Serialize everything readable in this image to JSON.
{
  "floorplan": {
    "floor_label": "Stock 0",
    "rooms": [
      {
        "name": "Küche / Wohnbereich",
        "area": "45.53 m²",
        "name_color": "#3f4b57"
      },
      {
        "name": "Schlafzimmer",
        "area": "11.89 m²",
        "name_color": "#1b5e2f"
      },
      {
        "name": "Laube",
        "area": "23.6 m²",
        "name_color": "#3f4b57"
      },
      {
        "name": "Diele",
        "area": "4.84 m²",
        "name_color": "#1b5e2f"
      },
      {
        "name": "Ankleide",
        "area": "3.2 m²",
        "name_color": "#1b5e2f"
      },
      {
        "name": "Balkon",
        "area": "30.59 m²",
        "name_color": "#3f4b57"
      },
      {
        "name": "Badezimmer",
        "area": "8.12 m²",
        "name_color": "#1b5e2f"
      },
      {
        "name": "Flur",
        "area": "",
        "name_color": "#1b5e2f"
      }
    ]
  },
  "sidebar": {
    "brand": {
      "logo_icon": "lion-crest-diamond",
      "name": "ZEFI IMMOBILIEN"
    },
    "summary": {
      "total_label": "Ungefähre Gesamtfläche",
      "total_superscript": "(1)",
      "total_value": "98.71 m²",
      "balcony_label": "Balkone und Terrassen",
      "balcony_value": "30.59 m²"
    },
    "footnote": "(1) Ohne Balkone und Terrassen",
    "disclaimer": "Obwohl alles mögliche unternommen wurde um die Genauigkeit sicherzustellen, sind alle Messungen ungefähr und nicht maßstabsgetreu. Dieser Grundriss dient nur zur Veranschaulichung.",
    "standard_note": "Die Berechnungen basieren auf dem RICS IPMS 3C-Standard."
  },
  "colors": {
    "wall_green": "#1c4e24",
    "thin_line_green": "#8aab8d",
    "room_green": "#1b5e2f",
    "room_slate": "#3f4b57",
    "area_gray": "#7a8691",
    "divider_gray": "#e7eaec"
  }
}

* * * * * * *

• Short exercise: Write out the data exactly as it stands.

• Response to the exercise:
Serialize everything readable in this image to JSON.
{
  "floorplan": {
    "floor_label": "Stock 0",
    "rooms": [
      {
        "name": "Küche / Wohnbereich",
        "area": "45.53 m²",
        "name_color": "#3f4b57"
      },
      {
        "name": "Schlafzimmer",
        "area": "11.89 m²",
        "name_color": "#1b5e2f"
      },
      {
        "name": "Laube",
        "area": "23.6 m²",
        "name_color": "#3f4b57"
      },
      {
        "name": "Diele",
        "area": "4.84 m²",
        "name_color": "#1b5e2f"
      },
      {
        "name": "Ankleide",
        "area": "3.2 m²",
        "name_color": "#1b5e2f"
      },
      {
        "name": "Balkon",
        "area": "30.59 m²",
        "name_color": "#3f4b57"
      },
      {
        "name": "Badezimmer",
        "area": "8.12 m²",
        "name_color": "#1b5e2f"
      },
      {
        "name": "Flur",
        "area": "",
        "name_color": "#1b5e2f"
      }
    ]
  },
  "sidebar": {
    "brand": {
      "logo_icon": "lion-crest-diamond",
      "name": "ZEFI IMMOBILIEN"
    },
    "summary": {
      "total_label": "Ungefähre Gesamtfläche",
      "total_superscript": "(1)",
      "total_value": "98.71 m²",
      "balcony_label": "Balkone und Terrassen",
      "balcony_value": "30.59 m²"
    },
    "footnote": "(1) Ohne Balkone und Terrassen",
    "disclaimer": "Obwohl alles mögliche unternommen wurde um die Genauigkeit sicherzustellen, sind alle Messungen ungefähr und nicht maßstabsgetreu. Dieser Grundriss dient nur zur Veranschaulichung.",
    "standard_note": "Die Berechnungen basieren auf dem RICS IPMS 3C-Standard."
  },
  "colors": {
    "wall_green": "#1c4e24",
    "thin_line_green": "#8aab8d",
    "room_green": "#1b5e2f",
    "room_slate": "#3f4b57",
    "area_gray": "#7a8691",
    "divider_gray": "#e7eaec"
  }
}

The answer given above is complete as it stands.